[Stored dataset items]
- - - - - - -
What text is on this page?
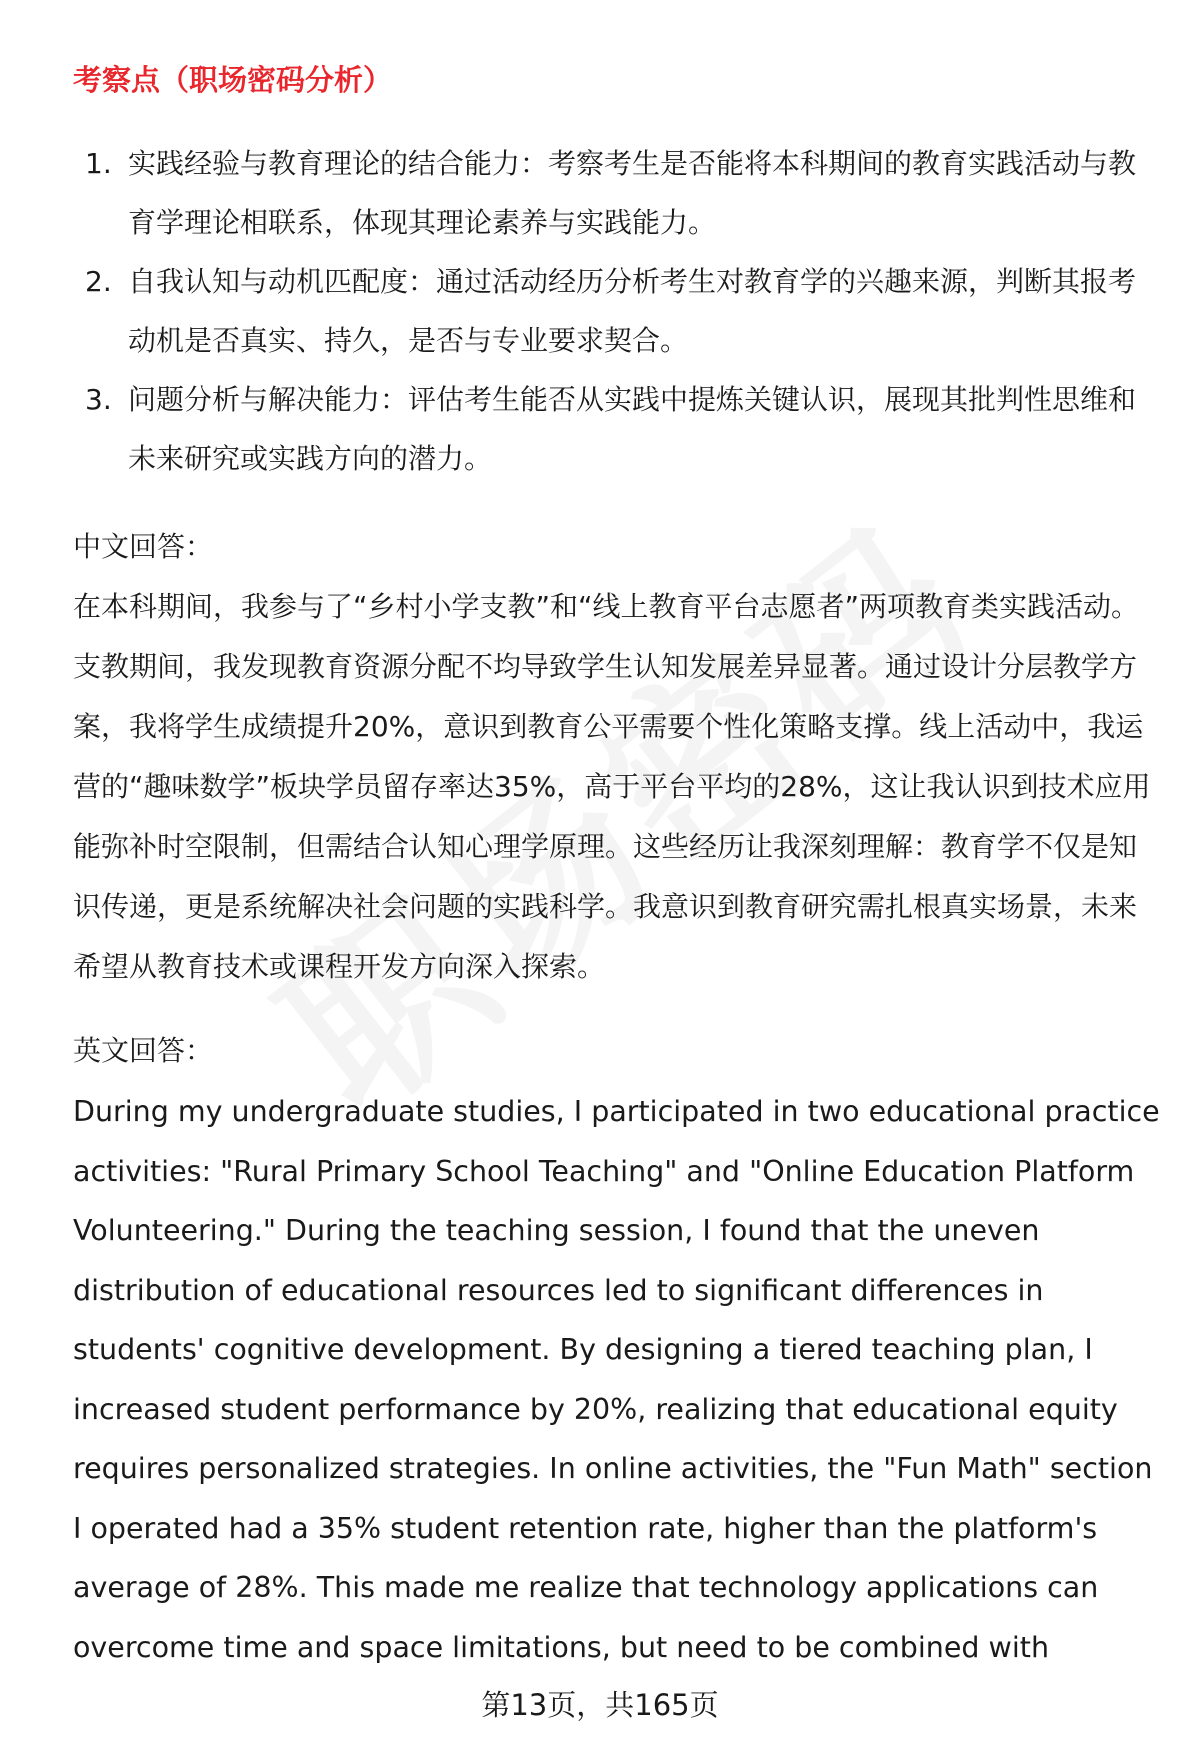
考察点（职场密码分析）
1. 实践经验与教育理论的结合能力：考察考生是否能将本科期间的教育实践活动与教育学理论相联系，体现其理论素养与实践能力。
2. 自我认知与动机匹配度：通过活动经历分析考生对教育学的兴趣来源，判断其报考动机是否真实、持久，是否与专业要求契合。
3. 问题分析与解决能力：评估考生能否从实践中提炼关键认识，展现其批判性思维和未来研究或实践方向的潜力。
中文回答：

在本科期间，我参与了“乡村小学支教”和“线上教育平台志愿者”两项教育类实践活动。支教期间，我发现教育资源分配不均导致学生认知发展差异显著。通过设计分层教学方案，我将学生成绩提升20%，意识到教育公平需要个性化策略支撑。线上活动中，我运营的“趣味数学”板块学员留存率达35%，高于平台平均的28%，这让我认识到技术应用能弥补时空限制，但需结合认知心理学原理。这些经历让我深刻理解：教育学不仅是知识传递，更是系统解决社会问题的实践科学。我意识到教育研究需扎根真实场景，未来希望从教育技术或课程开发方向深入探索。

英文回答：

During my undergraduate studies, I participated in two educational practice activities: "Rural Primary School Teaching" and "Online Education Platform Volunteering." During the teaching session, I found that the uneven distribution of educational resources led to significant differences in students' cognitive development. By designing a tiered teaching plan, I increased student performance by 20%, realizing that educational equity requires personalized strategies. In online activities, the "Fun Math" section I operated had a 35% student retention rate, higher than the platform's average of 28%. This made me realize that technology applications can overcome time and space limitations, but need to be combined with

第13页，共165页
- - - - - - -
Reproduce the material in its entirety and word for word, without the pictures.

What text is on this page?
考察点（职场密码分析）
1. 实践经验与教育理论的结合能力：考察考生是否能将本科期间的教育实践活动与教育学理论相联系，体现其理论素养与实践能力。
2. 自我认知与动机匹配度：通过活动经历分析考生对教育学的兴趣来源，判断其报考动机是否真实、持久，是否与专业要求契合。
3. 问题分析与解决能力：评估考生能否从实践中提炼关键认识，展现其批判性思维和未来研究或实践方向的潜力。
中文回答：

在本科期间，我参与了“乡村小学支教”和“线上教育平台志愿者”两项教育类实践活动。支教期间，我发现教育资源分配不均导致学生认知发展差异显著。通过设计分层教学方案，我将学生成绩提升20%，意识到教育公平需要个性化策略支撑。线上活动中，我运营的“趣味数学”板块学员留存率达35%，高于平台平均的28%，这让我认识到技术应用能弥补时空限制，但需结合认知心理学原理。这些经历让我深刻理解：教育学不仅是知识传递，更是系统解决社会问题的实践科学。我意识到教育研究需扎根真实场景，未来希望从教育技术或课程开发方向深入探索。

英文回答：

During my undergraduate studies, I participated in two educational practice activities: "Rural Primary School Teaching" and "Online Education Platform Volunteering." During the teaching session, I found that the uneven distribution of educational resources led to significant differences in students' cognitive development. By designing a tiered teaching plan, I increased student performance by 20%, realizing that educational equity requires personalized strategies. In online activities, the "Fun Math" section I operated had a 35% student retention rate, higher than the platform's average of 28%. This made me realize that technology applications can overcome time and space limitations, but need to be combined with

第13页，共165页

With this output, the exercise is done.